#### WHAT THIS TASK INVOLVES:
Your answer should be a single number: the count of lines in the material below that hold "Vysokoškolské".

(Data records)
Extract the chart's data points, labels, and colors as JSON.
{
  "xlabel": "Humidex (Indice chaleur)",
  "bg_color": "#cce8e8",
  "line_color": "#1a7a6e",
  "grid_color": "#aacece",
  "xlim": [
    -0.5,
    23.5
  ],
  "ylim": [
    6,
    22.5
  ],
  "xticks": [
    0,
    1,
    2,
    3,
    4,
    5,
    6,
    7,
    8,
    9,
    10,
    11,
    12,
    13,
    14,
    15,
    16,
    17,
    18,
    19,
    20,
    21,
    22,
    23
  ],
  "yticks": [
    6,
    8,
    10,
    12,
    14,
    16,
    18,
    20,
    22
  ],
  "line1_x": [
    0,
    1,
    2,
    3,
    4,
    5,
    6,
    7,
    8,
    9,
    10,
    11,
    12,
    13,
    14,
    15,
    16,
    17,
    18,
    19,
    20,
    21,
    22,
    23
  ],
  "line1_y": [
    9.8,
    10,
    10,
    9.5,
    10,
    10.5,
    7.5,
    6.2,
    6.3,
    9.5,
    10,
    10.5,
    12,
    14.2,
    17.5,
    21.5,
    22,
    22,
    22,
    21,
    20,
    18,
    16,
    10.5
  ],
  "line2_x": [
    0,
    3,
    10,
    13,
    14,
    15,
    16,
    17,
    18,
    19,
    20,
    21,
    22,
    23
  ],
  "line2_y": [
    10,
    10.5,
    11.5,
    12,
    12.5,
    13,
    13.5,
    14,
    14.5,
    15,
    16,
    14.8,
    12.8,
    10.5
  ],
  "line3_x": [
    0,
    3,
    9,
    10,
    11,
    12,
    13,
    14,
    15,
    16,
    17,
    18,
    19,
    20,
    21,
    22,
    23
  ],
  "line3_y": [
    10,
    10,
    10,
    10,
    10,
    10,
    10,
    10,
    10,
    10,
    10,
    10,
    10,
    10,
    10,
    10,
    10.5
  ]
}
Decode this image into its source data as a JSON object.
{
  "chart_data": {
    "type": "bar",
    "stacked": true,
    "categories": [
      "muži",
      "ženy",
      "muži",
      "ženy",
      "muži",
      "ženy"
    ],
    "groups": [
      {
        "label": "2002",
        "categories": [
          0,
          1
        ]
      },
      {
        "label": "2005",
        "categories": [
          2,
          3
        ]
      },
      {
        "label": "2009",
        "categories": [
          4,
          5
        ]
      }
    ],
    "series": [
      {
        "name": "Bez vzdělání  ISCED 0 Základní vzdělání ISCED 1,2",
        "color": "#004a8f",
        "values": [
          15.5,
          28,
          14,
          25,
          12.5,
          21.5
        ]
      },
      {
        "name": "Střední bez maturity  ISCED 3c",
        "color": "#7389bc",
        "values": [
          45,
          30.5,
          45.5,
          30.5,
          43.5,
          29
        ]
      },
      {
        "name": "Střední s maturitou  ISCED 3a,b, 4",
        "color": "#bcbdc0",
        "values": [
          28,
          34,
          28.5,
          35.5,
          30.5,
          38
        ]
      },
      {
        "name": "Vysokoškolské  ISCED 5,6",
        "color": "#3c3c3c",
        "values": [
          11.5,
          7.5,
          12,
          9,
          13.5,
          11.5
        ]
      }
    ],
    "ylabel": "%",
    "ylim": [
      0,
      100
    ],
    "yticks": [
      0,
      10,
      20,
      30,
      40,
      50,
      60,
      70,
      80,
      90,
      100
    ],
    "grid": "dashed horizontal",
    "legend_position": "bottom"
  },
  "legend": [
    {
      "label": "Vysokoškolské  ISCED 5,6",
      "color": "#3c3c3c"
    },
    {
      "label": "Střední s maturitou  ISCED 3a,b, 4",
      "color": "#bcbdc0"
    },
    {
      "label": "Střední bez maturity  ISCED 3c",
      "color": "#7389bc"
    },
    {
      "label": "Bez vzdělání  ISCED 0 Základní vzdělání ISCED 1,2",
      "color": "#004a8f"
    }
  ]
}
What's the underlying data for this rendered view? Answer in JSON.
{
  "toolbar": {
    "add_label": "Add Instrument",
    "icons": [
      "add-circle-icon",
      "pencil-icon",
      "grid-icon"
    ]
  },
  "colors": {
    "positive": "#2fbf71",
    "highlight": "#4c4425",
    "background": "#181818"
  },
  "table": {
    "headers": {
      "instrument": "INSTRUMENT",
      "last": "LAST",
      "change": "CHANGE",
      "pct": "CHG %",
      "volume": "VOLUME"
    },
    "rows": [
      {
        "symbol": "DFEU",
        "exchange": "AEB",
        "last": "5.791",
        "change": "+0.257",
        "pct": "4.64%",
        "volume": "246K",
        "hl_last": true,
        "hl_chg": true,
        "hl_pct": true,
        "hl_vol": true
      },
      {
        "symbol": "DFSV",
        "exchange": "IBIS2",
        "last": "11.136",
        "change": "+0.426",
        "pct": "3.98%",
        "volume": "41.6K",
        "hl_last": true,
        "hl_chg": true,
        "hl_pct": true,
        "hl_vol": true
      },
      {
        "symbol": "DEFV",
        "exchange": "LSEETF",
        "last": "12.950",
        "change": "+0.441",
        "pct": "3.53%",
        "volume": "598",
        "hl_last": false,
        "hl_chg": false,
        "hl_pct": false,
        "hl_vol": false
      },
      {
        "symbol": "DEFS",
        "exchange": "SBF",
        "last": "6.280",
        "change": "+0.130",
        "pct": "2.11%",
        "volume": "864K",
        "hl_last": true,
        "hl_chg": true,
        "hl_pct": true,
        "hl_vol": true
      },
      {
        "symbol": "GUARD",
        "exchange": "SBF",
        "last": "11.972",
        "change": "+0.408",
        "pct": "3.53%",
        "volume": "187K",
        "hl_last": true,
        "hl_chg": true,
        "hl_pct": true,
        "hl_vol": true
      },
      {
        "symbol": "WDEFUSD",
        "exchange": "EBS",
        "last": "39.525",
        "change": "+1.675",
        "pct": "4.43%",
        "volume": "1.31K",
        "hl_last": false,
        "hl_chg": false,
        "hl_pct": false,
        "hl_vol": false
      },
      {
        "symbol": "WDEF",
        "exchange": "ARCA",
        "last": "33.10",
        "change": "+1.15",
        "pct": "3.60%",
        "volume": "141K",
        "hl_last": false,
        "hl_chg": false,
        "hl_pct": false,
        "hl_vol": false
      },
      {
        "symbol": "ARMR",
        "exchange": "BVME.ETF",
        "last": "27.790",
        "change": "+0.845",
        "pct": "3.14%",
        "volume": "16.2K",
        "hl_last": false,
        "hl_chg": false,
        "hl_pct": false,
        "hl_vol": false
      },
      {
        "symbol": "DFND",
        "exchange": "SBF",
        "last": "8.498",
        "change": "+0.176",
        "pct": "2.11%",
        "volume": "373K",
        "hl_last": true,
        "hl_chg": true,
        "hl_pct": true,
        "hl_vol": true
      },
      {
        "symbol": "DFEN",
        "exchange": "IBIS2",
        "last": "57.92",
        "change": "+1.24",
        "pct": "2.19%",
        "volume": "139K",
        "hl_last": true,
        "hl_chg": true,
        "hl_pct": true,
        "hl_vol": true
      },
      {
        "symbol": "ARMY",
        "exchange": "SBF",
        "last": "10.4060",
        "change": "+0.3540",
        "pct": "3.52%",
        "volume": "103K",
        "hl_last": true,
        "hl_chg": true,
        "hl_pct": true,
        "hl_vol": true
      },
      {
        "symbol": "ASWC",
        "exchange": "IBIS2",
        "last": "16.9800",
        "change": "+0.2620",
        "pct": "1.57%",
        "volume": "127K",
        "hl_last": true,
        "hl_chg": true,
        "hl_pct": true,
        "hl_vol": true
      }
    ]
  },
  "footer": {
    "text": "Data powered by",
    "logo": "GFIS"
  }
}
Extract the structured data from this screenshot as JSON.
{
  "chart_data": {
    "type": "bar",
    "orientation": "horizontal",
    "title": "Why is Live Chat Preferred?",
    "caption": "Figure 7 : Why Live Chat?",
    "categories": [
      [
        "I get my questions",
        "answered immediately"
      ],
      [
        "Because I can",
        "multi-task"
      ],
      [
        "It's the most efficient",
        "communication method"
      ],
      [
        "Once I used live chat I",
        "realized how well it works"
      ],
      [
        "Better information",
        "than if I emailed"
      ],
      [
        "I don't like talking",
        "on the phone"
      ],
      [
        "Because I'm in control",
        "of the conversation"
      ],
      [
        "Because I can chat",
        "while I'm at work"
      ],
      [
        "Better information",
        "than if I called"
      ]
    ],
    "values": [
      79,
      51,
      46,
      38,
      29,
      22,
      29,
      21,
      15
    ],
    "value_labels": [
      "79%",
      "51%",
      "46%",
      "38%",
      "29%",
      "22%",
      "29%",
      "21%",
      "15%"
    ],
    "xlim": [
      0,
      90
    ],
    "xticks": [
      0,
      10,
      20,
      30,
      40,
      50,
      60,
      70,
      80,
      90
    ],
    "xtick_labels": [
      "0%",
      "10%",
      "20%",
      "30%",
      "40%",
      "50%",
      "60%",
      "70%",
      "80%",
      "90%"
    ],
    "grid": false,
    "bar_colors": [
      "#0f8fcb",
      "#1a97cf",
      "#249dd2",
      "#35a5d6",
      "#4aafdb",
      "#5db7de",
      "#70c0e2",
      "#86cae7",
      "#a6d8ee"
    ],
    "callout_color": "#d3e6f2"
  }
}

#### EXERCISE ANSWER:
2